[Start of GIVEN DATA]

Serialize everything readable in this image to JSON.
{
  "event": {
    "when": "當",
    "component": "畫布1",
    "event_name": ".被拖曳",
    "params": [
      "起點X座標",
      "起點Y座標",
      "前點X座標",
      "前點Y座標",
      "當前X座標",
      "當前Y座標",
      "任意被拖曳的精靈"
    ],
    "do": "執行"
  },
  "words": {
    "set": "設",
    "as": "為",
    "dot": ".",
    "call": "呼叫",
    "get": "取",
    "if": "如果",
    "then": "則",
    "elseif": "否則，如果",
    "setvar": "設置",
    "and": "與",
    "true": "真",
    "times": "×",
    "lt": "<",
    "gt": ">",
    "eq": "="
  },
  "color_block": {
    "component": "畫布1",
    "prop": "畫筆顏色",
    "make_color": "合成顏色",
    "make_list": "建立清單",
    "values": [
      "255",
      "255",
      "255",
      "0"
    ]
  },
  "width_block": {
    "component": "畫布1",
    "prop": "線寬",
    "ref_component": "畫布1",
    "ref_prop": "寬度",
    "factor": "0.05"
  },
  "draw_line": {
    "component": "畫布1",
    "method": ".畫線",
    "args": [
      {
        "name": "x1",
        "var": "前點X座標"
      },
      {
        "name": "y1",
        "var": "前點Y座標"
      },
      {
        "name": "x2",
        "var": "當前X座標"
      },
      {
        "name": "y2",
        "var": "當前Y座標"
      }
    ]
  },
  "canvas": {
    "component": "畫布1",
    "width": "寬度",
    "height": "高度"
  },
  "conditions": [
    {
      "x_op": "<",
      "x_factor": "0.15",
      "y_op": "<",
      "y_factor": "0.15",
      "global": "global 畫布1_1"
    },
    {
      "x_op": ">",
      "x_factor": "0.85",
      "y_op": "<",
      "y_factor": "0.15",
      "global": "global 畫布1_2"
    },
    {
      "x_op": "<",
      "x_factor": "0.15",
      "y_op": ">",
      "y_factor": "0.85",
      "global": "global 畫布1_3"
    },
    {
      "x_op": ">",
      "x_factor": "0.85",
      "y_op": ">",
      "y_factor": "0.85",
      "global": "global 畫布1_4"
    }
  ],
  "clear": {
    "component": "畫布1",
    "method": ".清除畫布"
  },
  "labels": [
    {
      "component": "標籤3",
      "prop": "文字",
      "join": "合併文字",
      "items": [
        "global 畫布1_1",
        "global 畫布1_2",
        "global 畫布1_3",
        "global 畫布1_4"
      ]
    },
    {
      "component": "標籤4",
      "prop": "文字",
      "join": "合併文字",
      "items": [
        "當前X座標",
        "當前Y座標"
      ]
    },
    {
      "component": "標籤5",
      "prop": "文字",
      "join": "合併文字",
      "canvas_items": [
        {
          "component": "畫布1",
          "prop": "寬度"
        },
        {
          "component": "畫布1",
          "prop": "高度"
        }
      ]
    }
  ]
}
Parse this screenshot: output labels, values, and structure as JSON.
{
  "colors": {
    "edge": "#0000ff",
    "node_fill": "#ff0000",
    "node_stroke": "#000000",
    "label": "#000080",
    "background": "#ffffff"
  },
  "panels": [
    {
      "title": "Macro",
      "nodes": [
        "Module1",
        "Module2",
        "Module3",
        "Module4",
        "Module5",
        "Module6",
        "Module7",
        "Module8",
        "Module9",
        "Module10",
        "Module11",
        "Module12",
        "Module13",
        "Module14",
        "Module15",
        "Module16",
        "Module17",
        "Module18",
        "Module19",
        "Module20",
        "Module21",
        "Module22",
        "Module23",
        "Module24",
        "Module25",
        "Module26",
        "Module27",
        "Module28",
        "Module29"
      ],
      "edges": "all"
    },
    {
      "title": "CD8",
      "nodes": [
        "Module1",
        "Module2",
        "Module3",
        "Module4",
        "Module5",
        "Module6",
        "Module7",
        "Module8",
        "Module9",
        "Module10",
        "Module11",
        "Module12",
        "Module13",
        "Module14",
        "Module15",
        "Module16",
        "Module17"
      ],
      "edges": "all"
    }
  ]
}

[End of GIVEN DATA]

_WHAT TO PRODUCE_
Return the material in full, exactly as shown.

_ANSWER TO THE EXERCISE_
Serialize everything readable in this image to JSON.
{
  "event": {
    "when": "當",
    "component": "畫布1",
    "event_name": ".被拖曳",
    "params": [
      "起點X座標",
      "起點Y座標",
      "前點X座標",
      "前點Y座標",
      "當前X座標",
      "當前Y座標",
      "任意被拖曳的精靈"
    ],
    "do": "執行"
  },
  "words": {
    "set": "設",
    "as": "為",
    "dot": ".",
    "call": "呼叫",
    "get": "取",
    "if": "如果",
    "then": "則",
    "elseif": "否則，如果",
    "setvar": "設置",
    "and": "與",
    "true": "真",
    "times": "×",
    "lt": "<",
    "gt": ">",
    "eq": "="
  },
  "color_block": {
    "component": "畫布1",
    "prop": "畫筆顏色",
    "make_color": "合成顏色",
    "make_list": "建立清單",
    "values": [
      "255",
      "255",
      "255",
      "0"
    ]
  },
  "width_block": {
    "component": "畫布1",
    "prop": "線寬",
    "ref_component": "畫布1",
    "ref_prop": "寬度",
    "factor": "0.05"
  },
  "draw_line": {
    "component": "畫布1",
    "method": ".畫線",
    "args": [
      {
        "name": "x1",
        "var": "前點X座標"
      },
      {
        "name": "y1",
        "var": "前點Y座標"
      },
      {
        "name": "x2",
        "var": "當前X座標"
      },
      {
        "name": "y2",
        "var": "當前Y座標"
      }
    ]
  },
  "canvas": {
    "component": "畫布1",
    "width": "寬度",
    "height": "高度"
  },
  "conditions": [
    {
      "x_op": "<",
      "x_factor": "0.15",
      "y_op": "<",
      "y_factor": "0.15",
      "global": "global 畫布1_1"
    },
    {
      "x_op": ">",
      "x_factor": "0.85",
      "y_op": "<",
      "y_factor": "0.15",
      "global": "global 畫布1_2"
    },
    {
      "x_op": "<",
      "x_factor": "0.15",
      "y_op": ">",
      "y_factor": "0.85",
      "global": "global 畫布1_3"
    },
    {
      "x_op": ">",
      "x_factor": "0.85",
      "y_op": ">",
      "y_factor": "0.85",
      "global": "global 畫布1_4"
    }
  ],
  "clear": {
    "component": "畫布1",
    "method": ".清除畫布"
  },
  "labels": [
    {
      "component": "標籤3",
      "prop": "文字",
      "join": "合併文字",
      "items": [
        "global 畫布1_1",
        "global 畫布1_2",
        "global 畫布1_3",
        "global 畫布1_4"
      ]
    },
    {
      "component": "標籤4",
      "prop": "文字",
      "join": "合併文字",
      "items": [
        "當前X座標",
        "當前Y座標"
      ]
    },
    {
      "component": "標籤5",
      "prop": "文字",
      "join": "合併文字",
      "canvas_items": [
        {
          "component": "畫布1",
          "prop": "寬度"
        },
        {
          "component": "畫布1",
          "prop": "高度"
        }
      ]
    }
  ]
}
Parse this screenshot: output labels, values, and structure as JSON.
{
  "colors": {
    "edge": "#0000ff",
    "node_fill": "#ff0000",
    "node_stroke": "#000000",
    "label": "#000080",
    "background": "#ffffff"
  },
  "panels": [
    {
      "title": "Macro",
      "nodes": [
        "Module1",
        "Module2",
        "Module3",
        "Module4",
        "Module5",
        "Module6",
        "Module7",
        "Module8",
        "Module9",
        "Module10",
        "Module11",
        "Module12",
        "Module13",
        "Module14",
        "Module15",
        "Module16",
        "Module17",
        "Module18",
        "Module19",
        "Module20",
        "Module21",
        "Module22",
        "Module23",
        "Module24",
        "Module25",
        "Module26",
        "Module27",
        "Module28",
        "Module29"
      ],
      "edges": "all"
    },
    {
      "title": "CD8",
      "nodes": [
        "Module1",
        "Module2",
        "Module3",
        "Module4",
        "Module5",
        "Module6",
        "Module7",
        "Module8",
        "Module9",
        "Module10",
        "Module11",
        "Module12",
        "Module13",
        "Module14",
        "Module15",
        "Module16",
        "Module17"
      ],
      "edges": "all"
    }
  ]
}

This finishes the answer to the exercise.